**INSTRUCTIONS TO FOLLOW**
Extract each line from the entries below that has the string "this" in it.

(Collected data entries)

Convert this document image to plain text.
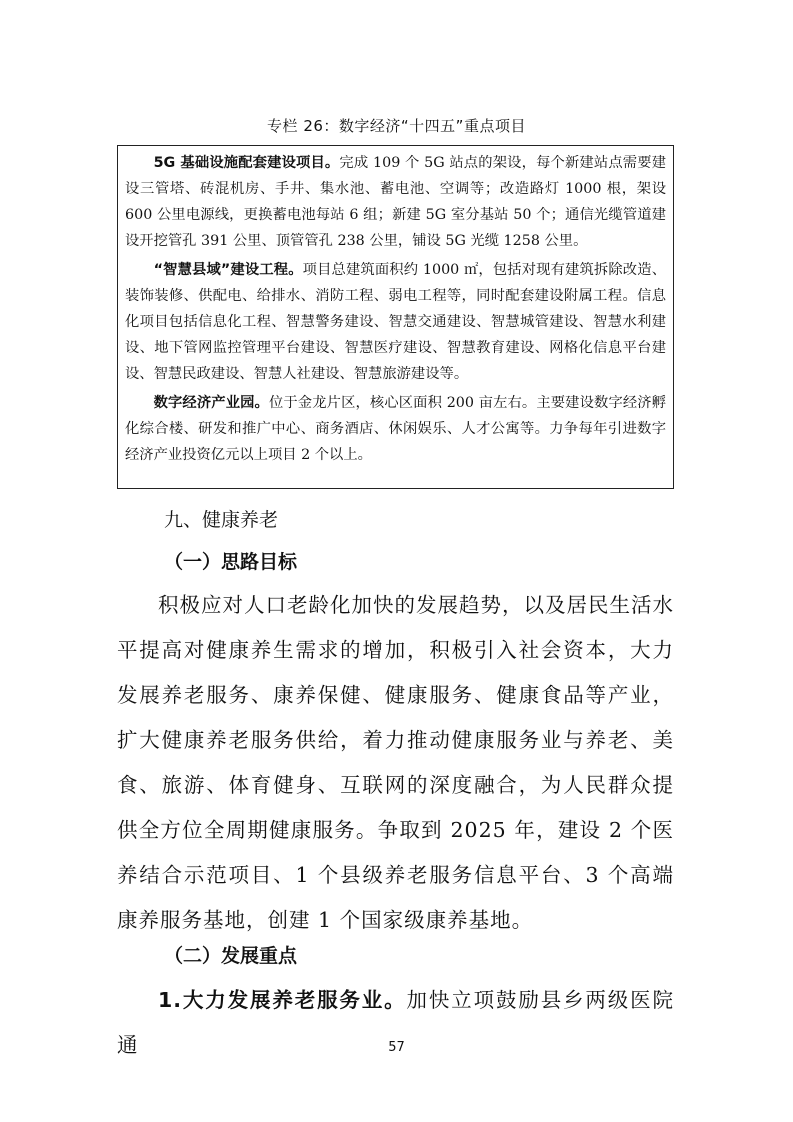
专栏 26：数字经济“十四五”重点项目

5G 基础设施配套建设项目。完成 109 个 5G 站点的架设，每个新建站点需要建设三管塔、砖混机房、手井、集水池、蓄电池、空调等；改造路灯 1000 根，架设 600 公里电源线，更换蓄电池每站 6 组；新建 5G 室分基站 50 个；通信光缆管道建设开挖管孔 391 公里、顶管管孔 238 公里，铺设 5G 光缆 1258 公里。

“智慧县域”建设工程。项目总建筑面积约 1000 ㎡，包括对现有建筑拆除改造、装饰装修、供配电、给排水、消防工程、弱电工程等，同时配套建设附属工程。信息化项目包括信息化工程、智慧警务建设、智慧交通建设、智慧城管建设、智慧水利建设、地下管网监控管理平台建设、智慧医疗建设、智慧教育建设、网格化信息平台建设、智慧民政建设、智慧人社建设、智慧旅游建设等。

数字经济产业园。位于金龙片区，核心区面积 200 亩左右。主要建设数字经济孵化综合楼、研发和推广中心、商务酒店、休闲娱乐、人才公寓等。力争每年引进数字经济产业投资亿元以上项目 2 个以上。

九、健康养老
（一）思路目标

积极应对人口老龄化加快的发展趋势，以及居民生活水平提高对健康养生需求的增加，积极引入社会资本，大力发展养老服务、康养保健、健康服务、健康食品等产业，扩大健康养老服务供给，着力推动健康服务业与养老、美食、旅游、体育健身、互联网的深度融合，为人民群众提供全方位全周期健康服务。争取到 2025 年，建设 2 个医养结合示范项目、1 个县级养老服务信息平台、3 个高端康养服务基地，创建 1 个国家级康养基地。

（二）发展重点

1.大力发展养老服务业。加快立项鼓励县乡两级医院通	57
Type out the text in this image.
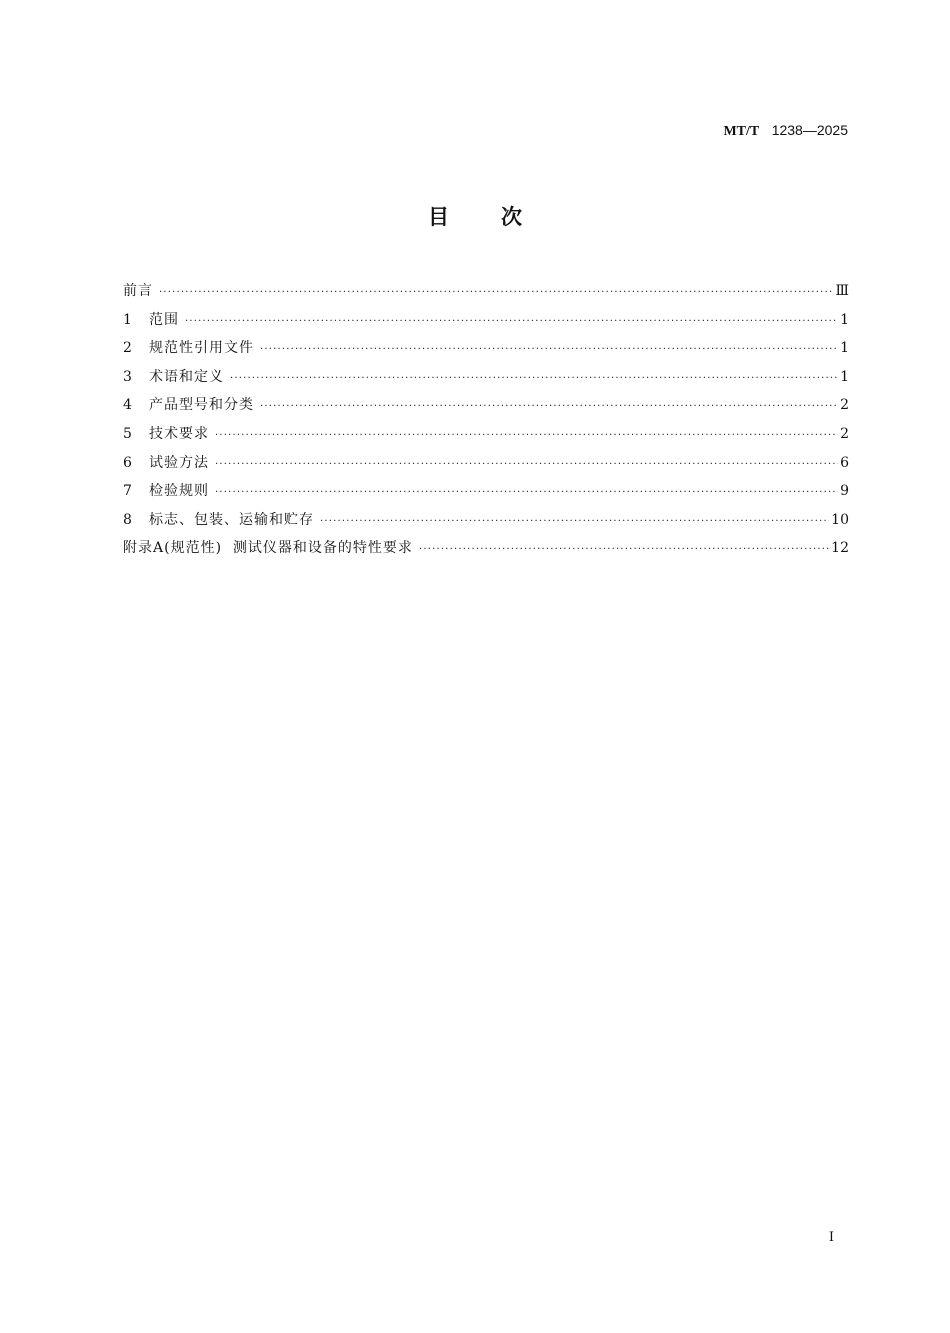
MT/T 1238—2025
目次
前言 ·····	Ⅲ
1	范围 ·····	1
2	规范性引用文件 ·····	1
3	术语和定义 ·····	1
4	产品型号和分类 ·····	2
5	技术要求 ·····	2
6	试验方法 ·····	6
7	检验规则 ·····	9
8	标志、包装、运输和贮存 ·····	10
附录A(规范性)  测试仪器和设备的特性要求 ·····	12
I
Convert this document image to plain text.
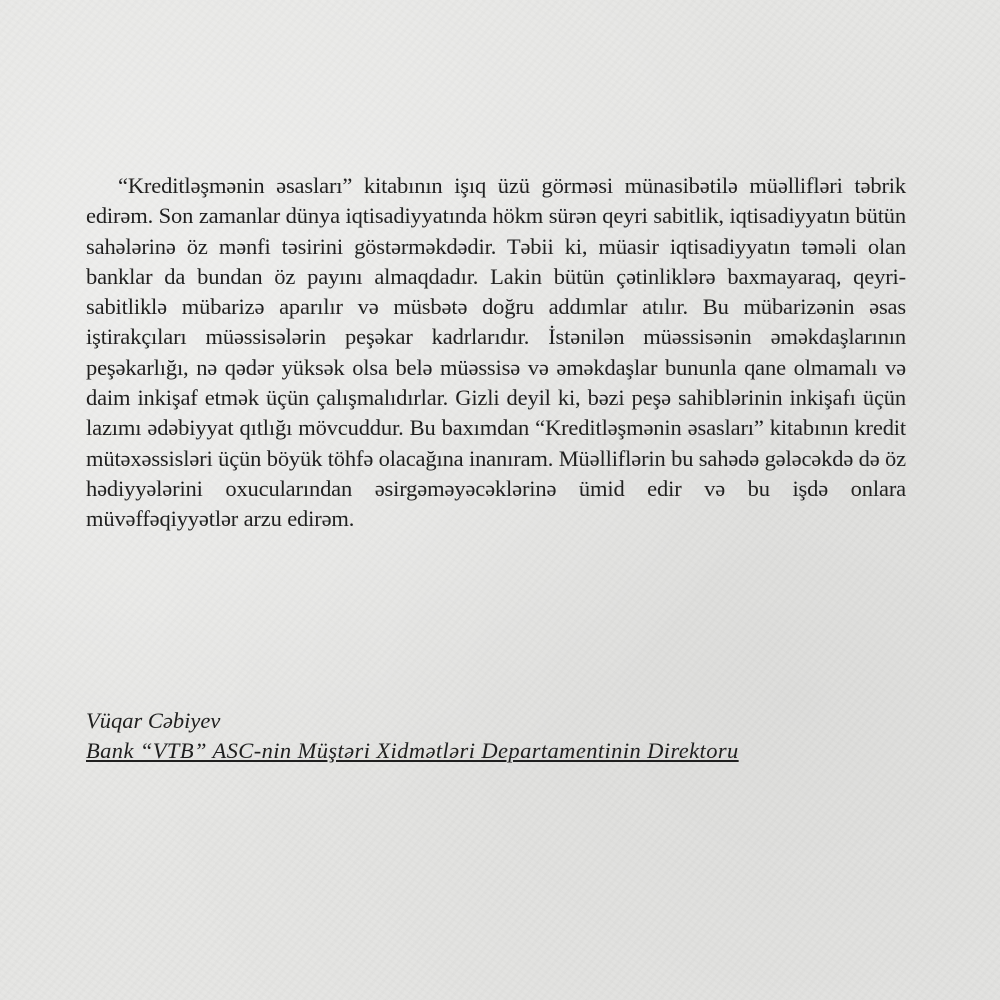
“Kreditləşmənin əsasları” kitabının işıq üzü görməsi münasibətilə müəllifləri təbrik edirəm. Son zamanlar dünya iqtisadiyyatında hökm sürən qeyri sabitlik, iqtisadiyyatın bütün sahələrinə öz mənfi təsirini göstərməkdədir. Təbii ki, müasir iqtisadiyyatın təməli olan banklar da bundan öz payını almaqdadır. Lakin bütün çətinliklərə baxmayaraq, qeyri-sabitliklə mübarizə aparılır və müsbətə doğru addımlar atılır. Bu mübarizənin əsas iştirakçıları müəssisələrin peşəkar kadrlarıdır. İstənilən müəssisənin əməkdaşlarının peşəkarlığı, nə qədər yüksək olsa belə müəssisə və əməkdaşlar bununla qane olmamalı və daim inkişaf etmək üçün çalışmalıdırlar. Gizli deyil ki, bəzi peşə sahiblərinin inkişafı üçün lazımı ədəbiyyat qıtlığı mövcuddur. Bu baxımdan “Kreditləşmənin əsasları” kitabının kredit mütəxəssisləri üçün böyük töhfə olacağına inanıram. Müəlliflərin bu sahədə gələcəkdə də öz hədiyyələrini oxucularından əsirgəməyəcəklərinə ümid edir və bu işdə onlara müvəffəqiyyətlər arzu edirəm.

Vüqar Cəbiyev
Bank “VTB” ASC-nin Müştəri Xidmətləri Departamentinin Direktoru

--

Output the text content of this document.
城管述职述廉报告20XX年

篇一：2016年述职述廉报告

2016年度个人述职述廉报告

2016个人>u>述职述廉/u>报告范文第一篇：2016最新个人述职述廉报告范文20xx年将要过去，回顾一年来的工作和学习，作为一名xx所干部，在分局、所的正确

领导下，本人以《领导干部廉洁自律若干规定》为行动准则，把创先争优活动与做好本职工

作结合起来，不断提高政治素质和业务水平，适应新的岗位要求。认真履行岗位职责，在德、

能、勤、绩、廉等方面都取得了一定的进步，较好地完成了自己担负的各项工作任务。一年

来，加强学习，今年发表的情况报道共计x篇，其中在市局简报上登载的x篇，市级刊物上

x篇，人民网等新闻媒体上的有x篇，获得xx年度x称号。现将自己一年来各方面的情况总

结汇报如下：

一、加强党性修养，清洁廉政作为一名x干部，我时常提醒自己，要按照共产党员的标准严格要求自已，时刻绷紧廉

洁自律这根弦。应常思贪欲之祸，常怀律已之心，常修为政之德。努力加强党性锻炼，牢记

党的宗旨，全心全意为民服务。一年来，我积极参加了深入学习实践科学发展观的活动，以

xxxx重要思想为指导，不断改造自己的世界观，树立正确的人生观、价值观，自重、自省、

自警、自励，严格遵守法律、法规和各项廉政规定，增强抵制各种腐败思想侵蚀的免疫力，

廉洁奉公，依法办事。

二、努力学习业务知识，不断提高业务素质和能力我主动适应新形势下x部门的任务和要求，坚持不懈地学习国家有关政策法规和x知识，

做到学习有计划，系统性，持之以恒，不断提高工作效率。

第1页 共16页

**CORRECT RESULT**
Convert this document image to plain text.
Type out the text in this image.
Convert this document image to plain text.
Output the text content of this document.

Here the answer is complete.